-- start GIVEN DATA --

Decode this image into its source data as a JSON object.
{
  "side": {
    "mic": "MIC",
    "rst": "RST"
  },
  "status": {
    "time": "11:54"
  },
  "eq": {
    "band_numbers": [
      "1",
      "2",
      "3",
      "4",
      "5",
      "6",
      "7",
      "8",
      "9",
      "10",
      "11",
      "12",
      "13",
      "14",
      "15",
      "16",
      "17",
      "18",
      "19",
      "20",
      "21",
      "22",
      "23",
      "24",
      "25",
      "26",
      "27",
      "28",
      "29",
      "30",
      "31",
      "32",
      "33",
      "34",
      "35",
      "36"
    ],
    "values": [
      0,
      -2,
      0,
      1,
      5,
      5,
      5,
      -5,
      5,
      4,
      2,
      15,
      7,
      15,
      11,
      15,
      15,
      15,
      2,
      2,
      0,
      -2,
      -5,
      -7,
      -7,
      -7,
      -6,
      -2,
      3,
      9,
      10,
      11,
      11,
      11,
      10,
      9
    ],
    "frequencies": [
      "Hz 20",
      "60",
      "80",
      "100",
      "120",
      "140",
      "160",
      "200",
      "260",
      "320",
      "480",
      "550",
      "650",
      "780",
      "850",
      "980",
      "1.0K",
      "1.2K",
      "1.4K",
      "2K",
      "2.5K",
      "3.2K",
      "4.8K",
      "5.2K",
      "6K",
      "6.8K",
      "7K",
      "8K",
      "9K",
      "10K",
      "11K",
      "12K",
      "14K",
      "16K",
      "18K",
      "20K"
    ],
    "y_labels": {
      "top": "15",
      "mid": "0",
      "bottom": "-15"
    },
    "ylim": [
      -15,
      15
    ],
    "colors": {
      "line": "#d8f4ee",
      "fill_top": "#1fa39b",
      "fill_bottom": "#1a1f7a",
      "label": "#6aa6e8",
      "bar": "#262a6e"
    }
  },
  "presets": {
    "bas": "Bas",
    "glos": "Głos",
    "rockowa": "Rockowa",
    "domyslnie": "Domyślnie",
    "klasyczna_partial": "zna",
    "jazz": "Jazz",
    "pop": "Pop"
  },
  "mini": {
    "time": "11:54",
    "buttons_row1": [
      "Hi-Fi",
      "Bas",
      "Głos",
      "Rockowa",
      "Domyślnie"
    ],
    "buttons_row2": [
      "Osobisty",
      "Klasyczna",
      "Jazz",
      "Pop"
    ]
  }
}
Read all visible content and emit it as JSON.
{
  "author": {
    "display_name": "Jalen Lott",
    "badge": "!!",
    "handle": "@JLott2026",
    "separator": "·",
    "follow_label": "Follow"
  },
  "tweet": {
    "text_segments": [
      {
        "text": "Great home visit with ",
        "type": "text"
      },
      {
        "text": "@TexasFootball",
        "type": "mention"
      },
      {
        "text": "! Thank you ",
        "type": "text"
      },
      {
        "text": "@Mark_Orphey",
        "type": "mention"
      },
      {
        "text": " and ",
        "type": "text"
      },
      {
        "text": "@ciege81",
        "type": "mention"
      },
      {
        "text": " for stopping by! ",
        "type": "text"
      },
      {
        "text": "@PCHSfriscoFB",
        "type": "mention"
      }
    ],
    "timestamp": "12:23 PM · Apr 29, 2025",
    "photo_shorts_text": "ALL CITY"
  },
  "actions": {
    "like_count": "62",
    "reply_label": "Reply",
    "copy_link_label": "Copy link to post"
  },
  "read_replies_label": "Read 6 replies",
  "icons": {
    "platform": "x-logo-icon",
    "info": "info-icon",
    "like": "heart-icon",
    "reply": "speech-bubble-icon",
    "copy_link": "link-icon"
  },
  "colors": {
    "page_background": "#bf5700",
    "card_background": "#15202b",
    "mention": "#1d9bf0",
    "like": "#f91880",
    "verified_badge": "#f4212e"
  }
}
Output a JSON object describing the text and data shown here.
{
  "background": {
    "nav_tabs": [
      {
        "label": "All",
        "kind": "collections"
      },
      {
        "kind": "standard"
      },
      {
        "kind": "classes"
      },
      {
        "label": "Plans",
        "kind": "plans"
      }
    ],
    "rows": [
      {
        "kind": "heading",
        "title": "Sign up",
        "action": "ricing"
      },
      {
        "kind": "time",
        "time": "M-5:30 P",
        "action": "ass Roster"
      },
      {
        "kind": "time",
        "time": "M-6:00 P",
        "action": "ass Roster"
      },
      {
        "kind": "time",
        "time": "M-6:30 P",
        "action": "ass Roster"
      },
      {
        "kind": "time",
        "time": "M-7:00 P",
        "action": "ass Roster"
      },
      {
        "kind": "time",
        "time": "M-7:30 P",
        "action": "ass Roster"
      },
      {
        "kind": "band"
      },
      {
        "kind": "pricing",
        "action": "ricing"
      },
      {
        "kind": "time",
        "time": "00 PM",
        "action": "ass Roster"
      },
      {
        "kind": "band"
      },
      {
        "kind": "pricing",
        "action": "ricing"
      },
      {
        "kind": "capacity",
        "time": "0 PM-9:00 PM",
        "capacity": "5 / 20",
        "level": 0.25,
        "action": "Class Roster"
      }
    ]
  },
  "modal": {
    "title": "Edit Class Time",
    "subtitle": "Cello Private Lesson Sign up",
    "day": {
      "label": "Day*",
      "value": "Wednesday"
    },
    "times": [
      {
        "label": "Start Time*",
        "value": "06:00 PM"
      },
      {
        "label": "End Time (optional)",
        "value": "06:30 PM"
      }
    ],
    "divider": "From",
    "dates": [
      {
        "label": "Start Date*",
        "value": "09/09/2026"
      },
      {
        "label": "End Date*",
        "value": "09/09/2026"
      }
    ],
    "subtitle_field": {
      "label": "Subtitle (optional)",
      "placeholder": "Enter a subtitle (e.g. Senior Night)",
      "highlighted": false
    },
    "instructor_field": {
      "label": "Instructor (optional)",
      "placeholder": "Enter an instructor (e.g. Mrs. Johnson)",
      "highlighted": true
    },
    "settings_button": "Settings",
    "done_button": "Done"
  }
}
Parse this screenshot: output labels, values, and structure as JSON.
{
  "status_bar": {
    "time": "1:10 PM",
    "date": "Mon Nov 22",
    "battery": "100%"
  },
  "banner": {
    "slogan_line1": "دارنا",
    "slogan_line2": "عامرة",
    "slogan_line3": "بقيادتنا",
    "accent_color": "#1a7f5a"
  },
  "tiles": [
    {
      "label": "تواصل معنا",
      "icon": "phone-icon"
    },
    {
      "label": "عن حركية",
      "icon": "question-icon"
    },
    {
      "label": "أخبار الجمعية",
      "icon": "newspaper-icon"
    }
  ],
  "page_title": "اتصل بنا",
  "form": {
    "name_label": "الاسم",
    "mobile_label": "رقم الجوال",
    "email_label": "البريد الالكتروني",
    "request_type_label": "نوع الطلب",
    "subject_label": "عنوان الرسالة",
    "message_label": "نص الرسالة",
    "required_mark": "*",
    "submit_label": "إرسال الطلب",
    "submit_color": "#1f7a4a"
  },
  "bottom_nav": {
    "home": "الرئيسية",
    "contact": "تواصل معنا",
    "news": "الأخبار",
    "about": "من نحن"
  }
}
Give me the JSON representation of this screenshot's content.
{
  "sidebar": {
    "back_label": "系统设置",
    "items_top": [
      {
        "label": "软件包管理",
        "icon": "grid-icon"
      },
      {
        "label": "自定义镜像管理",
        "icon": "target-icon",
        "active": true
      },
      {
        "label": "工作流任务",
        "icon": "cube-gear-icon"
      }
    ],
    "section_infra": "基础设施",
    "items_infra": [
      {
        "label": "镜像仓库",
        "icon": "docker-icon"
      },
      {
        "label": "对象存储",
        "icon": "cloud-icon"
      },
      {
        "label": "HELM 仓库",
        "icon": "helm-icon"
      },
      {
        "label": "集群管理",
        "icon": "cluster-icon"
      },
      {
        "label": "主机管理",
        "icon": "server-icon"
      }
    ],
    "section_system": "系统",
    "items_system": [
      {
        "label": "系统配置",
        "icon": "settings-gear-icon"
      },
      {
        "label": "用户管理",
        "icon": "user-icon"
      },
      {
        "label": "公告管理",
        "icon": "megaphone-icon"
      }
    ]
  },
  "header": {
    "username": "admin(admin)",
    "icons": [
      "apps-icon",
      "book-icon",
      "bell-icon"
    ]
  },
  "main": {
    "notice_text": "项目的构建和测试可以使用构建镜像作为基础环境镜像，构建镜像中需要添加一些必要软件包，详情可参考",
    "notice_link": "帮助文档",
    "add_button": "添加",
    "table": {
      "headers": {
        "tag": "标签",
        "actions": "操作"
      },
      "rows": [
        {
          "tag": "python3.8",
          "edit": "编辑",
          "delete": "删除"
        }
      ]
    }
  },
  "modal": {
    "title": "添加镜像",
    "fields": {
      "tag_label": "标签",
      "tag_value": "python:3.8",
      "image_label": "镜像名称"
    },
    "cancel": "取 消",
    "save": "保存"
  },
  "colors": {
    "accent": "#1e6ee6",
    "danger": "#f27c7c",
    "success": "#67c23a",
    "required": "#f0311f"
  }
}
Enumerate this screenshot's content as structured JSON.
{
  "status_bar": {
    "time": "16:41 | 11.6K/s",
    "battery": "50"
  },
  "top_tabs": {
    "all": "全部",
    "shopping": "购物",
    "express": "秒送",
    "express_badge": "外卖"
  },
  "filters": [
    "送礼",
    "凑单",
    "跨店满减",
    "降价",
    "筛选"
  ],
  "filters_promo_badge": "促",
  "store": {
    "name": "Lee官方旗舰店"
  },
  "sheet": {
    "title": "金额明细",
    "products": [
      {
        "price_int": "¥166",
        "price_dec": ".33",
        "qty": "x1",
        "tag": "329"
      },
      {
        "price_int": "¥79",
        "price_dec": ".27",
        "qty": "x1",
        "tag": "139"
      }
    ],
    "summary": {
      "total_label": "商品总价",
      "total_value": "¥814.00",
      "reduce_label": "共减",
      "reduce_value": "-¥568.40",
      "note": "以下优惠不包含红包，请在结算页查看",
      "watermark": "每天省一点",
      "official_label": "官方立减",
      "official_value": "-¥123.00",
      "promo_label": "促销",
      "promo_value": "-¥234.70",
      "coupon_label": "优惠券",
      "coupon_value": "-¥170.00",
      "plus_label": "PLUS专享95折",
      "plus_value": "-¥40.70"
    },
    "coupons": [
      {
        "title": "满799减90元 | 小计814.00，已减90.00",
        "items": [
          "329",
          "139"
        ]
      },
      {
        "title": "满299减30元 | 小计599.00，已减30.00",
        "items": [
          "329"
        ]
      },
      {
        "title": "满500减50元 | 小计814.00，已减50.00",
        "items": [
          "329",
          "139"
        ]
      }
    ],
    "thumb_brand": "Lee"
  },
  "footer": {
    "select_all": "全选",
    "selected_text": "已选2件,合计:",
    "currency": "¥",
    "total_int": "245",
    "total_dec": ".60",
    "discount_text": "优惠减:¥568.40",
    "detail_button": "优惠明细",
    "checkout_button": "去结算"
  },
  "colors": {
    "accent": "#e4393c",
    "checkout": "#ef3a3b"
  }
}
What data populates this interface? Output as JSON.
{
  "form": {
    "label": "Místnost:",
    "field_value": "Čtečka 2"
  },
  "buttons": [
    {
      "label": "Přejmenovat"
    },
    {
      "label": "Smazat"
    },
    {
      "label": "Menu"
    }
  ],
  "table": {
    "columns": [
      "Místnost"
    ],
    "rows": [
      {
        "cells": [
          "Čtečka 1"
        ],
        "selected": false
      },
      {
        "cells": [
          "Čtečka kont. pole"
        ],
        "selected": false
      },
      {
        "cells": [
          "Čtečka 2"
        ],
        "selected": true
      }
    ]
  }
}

-- end GIVEN DATA --

GIVEN TASK → Find "values". Copy every line it occurs in.

REPLY →
    "values": [
Parse this screenshot: output labels, values, and structure as JSON.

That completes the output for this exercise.